Objective: Copy each line with the word "views" in it.

____ Input for this task

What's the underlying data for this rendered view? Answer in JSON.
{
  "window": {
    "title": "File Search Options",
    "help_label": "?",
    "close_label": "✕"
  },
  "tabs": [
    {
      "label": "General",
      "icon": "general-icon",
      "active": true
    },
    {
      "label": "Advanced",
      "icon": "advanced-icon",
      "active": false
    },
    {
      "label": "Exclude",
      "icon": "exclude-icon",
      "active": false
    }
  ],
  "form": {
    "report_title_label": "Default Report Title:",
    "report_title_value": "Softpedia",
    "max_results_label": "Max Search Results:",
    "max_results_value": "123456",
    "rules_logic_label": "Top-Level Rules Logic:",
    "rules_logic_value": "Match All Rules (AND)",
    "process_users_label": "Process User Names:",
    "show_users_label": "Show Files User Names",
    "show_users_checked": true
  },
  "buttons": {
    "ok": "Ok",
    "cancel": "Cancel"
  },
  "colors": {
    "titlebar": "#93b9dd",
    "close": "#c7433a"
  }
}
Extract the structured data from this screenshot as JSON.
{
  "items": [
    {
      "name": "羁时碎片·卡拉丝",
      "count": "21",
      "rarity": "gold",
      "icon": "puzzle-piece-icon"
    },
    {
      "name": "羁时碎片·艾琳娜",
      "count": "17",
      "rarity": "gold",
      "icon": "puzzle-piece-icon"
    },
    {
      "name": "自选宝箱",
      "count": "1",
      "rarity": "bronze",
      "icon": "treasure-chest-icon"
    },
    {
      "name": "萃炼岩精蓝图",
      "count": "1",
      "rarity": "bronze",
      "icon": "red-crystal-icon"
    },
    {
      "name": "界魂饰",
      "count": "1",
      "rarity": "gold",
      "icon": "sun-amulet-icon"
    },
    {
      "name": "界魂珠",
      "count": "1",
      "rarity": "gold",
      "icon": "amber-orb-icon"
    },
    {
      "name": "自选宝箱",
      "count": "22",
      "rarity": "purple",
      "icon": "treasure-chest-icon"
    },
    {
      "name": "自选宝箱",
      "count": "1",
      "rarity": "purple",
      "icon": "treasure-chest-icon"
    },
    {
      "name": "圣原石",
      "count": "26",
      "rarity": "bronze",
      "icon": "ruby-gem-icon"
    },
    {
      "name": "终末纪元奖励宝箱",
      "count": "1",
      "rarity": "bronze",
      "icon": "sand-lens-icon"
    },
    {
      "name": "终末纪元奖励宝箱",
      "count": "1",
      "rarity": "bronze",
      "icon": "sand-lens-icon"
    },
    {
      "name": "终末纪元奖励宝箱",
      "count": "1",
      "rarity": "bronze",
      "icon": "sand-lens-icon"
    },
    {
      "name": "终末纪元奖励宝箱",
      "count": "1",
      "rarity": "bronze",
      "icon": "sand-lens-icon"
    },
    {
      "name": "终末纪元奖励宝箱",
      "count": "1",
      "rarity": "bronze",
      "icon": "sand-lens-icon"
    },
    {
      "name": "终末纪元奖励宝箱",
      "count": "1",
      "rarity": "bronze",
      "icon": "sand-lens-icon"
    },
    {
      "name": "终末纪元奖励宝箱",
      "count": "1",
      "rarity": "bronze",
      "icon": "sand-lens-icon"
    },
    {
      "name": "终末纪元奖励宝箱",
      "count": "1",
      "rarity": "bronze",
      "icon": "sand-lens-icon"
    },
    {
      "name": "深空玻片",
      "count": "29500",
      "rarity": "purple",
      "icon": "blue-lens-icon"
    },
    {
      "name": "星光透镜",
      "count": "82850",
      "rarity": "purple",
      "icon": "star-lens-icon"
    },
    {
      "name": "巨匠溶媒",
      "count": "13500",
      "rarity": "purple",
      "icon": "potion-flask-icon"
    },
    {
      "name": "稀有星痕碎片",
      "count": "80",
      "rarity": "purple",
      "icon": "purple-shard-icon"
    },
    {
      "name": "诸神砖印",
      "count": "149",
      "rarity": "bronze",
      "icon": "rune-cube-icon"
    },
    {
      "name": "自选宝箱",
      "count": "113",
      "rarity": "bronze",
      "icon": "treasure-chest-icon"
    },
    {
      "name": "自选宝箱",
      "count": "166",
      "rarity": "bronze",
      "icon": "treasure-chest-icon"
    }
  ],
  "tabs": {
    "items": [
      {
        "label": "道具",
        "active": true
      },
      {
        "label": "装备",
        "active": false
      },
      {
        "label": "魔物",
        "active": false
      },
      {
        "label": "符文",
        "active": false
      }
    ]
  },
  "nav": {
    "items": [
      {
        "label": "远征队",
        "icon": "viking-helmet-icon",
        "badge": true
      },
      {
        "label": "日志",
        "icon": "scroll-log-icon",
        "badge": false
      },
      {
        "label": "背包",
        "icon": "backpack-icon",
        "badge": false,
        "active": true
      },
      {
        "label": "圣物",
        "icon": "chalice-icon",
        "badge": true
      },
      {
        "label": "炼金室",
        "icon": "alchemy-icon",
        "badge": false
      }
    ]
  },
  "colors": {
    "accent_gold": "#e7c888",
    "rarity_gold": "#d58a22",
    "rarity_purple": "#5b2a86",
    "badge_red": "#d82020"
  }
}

________
____ Input for this task

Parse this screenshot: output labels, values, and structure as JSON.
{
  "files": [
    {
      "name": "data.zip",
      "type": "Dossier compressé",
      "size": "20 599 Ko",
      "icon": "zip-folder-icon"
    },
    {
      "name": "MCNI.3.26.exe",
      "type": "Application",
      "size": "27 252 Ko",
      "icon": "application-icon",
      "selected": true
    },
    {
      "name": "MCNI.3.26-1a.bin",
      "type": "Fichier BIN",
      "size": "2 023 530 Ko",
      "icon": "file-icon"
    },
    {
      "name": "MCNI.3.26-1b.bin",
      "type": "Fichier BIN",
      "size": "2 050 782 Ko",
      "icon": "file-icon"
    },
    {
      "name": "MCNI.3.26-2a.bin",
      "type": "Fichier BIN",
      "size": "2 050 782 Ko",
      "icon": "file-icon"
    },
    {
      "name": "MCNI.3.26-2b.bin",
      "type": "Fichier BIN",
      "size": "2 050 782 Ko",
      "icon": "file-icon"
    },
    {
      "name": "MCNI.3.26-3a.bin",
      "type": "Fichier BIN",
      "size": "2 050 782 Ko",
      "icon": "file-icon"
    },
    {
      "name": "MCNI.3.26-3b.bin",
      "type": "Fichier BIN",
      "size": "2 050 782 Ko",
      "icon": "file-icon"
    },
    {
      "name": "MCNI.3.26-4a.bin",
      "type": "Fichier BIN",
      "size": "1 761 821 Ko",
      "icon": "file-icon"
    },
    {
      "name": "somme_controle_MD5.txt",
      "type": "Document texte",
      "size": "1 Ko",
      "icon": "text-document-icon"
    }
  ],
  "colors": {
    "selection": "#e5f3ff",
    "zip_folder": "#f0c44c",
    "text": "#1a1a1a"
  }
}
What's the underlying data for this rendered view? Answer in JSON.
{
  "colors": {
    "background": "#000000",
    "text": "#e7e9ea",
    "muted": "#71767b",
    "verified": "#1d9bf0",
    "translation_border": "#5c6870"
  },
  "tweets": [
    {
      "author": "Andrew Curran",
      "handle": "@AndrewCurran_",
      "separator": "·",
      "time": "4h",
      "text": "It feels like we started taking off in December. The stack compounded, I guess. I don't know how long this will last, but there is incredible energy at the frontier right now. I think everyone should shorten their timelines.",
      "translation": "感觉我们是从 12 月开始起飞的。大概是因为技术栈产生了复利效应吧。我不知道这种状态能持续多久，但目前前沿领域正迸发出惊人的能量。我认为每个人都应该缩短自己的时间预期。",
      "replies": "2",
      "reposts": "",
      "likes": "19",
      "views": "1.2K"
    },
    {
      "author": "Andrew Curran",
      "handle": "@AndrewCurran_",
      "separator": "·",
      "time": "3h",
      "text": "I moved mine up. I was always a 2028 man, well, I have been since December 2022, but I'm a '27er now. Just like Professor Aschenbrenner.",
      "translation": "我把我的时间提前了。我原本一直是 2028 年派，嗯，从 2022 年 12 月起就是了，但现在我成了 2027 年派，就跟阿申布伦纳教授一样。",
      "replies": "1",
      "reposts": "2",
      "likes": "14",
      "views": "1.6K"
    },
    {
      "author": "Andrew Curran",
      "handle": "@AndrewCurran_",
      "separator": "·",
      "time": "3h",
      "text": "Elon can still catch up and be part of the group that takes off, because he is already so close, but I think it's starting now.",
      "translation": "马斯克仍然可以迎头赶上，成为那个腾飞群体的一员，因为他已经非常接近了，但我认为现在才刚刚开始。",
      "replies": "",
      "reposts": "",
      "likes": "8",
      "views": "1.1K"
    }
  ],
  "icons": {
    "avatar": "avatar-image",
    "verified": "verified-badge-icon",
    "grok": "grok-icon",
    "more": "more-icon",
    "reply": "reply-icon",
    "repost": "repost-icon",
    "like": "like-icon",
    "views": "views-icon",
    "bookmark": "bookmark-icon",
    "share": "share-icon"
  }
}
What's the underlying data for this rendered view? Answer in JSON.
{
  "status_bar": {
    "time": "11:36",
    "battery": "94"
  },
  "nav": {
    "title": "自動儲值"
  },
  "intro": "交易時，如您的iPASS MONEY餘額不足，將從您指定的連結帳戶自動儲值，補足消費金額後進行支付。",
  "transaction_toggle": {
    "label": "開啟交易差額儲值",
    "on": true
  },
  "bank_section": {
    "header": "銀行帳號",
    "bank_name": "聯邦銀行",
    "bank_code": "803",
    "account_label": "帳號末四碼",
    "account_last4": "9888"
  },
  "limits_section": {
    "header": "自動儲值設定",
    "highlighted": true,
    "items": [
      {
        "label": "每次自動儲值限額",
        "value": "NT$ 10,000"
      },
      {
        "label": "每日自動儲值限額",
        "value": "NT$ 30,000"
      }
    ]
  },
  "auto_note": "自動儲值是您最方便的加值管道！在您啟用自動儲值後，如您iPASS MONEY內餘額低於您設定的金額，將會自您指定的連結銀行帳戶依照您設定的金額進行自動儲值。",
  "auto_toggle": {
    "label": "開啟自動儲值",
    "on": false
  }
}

________

Task answer:
      "views": "1.2K"
      "views": "1.6K"
      "views": "1.1K"
    "views": "views-icon",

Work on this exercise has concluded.